-- START SUPPLIED RECORDS --
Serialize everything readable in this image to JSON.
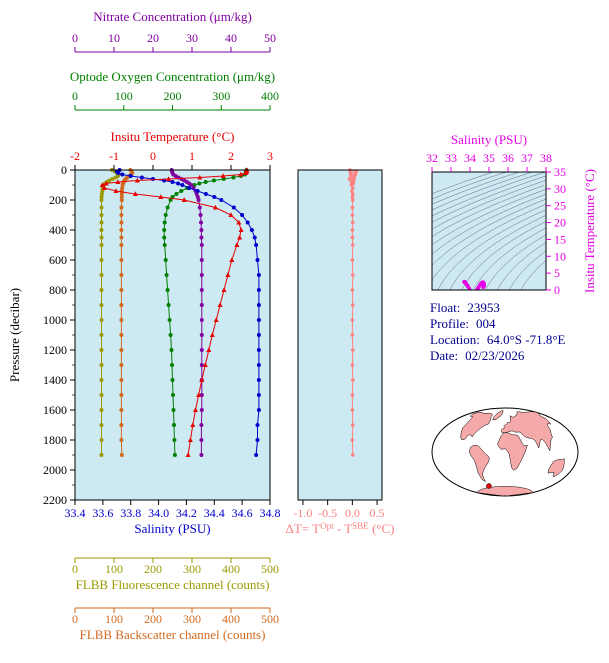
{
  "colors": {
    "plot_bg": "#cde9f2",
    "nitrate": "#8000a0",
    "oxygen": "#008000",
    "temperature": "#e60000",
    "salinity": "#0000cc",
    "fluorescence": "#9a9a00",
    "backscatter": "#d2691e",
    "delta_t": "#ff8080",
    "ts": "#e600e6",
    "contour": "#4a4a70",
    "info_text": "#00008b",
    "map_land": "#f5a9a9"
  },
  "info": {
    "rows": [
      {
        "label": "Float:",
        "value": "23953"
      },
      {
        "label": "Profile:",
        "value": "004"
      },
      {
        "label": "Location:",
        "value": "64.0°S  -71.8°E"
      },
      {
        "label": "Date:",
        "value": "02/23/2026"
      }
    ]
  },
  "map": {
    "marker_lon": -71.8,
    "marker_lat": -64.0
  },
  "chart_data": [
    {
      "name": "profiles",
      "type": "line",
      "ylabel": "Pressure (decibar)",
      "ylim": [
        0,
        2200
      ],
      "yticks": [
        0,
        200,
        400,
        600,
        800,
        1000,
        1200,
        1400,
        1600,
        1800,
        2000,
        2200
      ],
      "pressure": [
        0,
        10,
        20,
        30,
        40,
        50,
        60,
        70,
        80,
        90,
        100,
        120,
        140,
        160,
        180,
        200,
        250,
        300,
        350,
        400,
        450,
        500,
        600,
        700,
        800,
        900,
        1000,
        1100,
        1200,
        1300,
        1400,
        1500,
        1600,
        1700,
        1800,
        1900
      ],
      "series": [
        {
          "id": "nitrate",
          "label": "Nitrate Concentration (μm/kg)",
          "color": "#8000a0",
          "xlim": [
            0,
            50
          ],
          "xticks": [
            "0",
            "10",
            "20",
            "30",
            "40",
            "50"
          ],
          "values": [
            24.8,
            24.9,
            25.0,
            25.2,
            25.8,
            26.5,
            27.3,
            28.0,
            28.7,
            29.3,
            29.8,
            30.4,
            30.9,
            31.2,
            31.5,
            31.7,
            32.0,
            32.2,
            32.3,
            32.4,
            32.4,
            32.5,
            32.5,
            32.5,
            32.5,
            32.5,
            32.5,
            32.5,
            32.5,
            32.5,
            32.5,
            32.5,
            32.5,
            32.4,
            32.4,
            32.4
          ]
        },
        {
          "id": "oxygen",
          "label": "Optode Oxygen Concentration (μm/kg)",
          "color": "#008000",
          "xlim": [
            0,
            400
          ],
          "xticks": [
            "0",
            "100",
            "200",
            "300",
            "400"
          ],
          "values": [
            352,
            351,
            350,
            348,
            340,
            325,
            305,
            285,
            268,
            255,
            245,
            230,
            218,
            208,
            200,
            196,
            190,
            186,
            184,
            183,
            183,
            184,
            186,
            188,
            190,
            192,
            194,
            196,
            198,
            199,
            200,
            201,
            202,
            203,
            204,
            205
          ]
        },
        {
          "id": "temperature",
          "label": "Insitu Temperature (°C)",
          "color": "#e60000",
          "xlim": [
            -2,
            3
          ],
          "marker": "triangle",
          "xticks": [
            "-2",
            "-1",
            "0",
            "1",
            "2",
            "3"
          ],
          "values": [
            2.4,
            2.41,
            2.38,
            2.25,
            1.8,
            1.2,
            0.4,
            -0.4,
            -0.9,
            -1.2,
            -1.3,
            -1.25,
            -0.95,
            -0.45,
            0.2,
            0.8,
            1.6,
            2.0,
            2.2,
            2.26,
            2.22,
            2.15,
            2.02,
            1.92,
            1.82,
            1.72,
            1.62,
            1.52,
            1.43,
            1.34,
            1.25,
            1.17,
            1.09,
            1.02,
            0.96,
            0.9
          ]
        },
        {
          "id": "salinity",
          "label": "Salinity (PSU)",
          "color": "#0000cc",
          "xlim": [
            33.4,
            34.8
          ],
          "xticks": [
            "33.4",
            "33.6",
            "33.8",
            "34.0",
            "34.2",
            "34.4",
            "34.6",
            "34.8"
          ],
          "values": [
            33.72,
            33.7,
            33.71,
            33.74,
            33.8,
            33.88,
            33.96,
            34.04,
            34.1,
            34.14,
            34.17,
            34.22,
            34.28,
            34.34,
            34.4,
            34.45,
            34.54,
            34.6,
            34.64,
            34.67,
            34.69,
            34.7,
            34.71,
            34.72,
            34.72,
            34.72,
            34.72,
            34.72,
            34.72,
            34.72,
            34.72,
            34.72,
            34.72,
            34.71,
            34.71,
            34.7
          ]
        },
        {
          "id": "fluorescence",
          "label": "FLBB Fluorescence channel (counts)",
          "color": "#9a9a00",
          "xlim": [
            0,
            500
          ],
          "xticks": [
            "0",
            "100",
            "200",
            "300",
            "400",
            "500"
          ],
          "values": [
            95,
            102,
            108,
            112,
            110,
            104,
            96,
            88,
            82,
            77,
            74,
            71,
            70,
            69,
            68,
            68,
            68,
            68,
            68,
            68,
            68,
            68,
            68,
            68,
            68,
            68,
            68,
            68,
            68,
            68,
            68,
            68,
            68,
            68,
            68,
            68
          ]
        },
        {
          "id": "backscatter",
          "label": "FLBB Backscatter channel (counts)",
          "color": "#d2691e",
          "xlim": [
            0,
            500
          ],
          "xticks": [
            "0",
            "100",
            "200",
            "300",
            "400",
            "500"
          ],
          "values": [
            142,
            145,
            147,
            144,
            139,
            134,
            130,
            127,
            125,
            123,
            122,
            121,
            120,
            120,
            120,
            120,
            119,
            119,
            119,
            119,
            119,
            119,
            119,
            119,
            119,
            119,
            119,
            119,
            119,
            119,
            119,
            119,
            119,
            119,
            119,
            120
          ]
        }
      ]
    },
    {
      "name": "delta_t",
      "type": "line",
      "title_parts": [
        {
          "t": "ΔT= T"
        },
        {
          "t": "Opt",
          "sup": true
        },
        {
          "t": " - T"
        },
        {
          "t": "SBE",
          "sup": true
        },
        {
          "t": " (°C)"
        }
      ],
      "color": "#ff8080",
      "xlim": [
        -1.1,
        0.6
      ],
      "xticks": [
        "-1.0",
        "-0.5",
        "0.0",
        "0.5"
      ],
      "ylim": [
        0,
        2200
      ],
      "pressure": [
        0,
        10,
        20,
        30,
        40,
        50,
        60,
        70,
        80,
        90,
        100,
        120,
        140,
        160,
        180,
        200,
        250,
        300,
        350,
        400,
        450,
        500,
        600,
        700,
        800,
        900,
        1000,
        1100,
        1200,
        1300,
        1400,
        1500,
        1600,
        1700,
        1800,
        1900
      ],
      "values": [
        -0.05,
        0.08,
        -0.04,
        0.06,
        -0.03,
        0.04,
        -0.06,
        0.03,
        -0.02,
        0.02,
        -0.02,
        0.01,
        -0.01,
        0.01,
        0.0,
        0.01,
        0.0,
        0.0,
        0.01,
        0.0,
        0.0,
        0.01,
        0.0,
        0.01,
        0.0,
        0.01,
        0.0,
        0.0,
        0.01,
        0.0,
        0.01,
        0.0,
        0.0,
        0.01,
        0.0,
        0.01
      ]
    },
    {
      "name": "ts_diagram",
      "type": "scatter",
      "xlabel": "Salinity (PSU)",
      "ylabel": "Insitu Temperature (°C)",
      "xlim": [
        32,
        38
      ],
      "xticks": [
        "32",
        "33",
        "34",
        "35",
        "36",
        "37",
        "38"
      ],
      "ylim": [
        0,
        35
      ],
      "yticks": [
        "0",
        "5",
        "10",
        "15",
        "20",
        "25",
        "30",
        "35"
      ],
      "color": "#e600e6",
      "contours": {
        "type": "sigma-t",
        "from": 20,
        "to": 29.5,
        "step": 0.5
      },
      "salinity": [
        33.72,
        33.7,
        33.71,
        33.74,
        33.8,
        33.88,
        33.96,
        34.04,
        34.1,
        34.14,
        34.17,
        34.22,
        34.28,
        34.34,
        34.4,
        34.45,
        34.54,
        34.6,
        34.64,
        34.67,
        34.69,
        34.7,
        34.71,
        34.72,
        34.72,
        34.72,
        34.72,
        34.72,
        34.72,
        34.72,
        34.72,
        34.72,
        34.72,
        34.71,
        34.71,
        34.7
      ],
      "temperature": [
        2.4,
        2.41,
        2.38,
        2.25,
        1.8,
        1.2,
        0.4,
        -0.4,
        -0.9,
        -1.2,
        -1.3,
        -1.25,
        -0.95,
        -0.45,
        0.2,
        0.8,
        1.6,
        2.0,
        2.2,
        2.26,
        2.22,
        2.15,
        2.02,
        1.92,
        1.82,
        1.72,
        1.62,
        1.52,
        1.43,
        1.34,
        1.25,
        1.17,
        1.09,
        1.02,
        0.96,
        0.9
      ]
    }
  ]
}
-- END SUPPLIED RECORDS --
-- START SUPPLIED RECORDS --
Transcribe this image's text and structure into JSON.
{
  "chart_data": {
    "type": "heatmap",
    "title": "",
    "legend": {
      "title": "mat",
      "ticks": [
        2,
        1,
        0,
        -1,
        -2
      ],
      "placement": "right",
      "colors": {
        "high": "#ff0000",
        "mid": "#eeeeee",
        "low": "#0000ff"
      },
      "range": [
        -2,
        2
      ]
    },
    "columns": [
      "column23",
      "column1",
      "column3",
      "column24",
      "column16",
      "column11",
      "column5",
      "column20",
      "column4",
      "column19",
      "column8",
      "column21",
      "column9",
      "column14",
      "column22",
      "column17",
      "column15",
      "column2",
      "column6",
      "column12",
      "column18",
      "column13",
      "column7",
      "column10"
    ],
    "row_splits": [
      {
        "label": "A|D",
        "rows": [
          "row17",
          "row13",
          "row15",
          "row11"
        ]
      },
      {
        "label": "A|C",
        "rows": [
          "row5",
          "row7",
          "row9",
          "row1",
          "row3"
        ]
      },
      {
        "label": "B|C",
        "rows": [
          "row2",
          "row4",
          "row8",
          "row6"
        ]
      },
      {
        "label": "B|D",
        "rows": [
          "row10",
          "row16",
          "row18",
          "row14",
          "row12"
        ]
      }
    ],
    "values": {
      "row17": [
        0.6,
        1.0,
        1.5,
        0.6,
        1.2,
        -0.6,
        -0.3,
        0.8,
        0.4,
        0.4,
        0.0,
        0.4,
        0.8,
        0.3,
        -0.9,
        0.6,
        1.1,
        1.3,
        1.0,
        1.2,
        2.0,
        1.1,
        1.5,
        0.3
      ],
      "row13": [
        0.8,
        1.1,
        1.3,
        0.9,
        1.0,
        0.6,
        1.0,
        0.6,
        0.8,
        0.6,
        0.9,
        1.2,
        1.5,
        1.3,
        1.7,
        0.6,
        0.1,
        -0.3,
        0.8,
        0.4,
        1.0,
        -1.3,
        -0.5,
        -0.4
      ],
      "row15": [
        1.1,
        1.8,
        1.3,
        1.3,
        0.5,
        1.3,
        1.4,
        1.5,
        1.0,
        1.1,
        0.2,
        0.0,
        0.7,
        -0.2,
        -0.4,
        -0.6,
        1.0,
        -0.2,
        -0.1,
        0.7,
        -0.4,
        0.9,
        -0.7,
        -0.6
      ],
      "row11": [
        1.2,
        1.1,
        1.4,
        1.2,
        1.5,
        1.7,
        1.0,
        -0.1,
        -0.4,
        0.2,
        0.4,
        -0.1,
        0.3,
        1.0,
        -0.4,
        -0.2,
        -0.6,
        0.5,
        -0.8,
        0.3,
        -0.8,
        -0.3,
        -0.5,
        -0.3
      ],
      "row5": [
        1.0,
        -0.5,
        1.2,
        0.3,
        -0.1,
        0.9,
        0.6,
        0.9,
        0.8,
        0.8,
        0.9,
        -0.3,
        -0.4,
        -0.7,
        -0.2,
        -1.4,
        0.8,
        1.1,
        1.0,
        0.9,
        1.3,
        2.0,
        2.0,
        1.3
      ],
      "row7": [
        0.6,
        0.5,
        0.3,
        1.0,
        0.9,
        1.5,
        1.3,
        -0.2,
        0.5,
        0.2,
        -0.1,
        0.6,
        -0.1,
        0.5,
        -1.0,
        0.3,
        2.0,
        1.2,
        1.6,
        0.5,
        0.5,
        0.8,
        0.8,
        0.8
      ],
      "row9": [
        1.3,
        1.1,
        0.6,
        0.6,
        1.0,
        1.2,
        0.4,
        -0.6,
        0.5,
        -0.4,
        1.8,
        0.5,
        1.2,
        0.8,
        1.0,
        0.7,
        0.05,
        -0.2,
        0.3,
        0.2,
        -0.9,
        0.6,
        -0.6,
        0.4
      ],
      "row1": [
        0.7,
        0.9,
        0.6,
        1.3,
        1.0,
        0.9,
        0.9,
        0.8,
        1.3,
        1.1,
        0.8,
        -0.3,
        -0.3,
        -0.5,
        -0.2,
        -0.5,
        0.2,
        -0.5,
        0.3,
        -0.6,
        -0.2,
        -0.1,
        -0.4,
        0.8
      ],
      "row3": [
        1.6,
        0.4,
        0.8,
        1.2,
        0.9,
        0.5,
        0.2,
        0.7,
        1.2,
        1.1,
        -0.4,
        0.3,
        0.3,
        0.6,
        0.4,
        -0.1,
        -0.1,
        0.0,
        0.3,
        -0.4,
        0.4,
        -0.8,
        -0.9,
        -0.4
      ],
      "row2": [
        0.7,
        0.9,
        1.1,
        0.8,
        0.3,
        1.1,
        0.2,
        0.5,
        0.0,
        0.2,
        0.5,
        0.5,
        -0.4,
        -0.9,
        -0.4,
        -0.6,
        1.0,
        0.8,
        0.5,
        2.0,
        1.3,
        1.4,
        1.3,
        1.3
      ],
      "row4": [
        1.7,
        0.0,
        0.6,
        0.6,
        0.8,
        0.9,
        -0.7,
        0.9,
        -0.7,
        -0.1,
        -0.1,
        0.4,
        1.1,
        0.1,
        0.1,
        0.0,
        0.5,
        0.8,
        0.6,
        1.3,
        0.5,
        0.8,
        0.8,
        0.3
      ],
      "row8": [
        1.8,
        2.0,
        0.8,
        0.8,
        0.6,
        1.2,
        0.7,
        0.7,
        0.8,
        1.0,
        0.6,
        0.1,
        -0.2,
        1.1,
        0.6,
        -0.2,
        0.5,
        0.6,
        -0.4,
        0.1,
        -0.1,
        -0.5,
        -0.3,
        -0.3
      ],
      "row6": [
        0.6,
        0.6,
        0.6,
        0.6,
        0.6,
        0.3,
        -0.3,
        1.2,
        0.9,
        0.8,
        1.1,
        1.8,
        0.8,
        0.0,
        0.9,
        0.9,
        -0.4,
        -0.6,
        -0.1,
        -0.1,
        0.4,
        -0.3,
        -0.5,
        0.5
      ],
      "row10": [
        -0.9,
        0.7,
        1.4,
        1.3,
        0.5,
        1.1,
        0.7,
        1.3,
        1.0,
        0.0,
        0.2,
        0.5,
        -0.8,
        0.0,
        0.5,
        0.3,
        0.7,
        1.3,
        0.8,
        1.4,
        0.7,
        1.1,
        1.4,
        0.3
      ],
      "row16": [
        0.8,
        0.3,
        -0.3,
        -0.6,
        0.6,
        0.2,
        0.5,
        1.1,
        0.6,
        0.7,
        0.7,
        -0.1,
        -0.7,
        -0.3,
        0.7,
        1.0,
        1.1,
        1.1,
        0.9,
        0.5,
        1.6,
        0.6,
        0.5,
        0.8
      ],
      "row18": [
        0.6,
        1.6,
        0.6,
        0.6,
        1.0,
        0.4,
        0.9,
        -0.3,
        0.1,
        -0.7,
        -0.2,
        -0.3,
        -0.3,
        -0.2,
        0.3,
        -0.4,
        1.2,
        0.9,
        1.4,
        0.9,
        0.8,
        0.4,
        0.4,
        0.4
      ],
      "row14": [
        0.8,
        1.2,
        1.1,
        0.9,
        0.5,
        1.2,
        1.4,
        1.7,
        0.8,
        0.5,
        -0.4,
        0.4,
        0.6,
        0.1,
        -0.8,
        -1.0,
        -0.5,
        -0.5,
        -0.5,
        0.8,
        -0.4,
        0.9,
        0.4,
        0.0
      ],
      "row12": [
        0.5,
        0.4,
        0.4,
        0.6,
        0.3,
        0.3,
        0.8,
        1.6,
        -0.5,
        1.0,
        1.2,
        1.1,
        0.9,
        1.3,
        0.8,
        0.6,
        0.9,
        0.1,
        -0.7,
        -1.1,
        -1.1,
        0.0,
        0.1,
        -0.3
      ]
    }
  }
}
-- END SUPPLIED RECORDS --
-- START SUPPLIED RECORDS --
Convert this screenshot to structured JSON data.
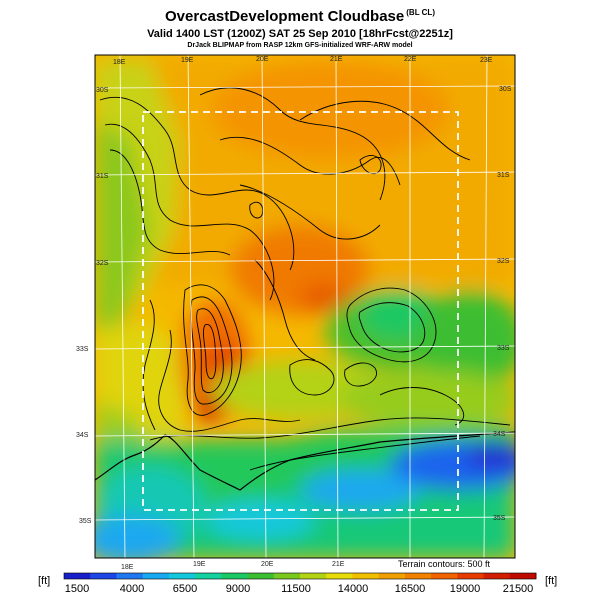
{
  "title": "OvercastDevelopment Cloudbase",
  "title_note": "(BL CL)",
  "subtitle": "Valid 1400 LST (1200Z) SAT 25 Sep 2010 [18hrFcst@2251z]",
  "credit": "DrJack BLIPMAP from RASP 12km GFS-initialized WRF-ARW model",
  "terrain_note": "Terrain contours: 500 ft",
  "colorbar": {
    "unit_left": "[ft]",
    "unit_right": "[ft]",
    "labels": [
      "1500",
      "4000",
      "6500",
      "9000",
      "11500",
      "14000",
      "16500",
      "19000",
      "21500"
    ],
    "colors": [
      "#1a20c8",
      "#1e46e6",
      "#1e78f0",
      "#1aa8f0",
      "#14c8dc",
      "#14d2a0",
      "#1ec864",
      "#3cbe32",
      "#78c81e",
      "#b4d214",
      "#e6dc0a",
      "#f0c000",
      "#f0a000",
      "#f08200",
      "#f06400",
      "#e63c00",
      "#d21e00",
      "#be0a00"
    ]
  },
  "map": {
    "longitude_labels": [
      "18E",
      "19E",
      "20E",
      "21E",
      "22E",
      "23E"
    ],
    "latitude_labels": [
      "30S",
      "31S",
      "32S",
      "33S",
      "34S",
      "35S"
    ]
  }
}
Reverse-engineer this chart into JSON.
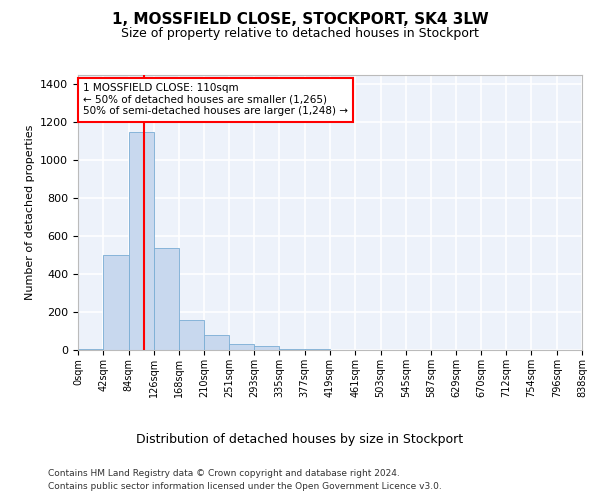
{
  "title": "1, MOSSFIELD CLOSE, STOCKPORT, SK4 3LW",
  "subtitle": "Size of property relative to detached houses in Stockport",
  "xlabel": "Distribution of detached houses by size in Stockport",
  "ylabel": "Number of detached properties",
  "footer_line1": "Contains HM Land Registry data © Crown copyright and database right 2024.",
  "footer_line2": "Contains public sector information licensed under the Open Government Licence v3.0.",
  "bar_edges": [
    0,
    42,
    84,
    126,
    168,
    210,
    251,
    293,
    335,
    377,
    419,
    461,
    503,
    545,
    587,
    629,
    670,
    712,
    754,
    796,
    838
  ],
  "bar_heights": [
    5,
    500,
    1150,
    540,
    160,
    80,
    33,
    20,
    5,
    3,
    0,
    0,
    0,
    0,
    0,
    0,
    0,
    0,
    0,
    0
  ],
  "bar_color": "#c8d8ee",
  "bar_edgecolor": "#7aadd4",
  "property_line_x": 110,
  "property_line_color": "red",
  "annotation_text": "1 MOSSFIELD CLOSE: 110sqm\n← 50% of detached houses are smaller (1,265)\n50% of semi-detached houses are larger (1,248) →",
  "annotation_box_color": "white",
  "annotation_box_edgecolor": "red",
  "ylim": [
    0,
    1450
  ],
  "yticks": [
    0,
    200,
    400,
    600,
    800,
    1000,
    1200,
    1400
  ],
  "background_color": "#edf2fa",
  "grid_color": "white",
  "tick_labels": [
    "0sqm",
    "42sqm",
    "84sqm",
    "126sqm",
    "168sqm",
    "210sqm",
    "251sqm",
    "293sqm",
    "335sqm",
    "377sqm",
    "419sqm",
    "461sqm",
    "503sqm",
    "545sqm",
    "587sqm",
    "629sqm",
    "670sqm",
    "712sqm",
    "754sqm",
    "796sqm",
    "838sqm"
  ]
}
-- END SUPPLIED RECORDS --
DIRECTIVE ▸ From the records above, pull out every line containing the word "houses".

FULL OUTPUT ▸
  "subtitle": "Size of property relative to detached houses in Stockport",
  "xlabel": "Distribution of detached houses by size in Stockport",
  "annotation_text": "1 MOSSFIELD CLOSE: 110sqm\n← 50% of detached houses are smaller (1,265)\n50% of semi-detached houses are larger (1,248) →",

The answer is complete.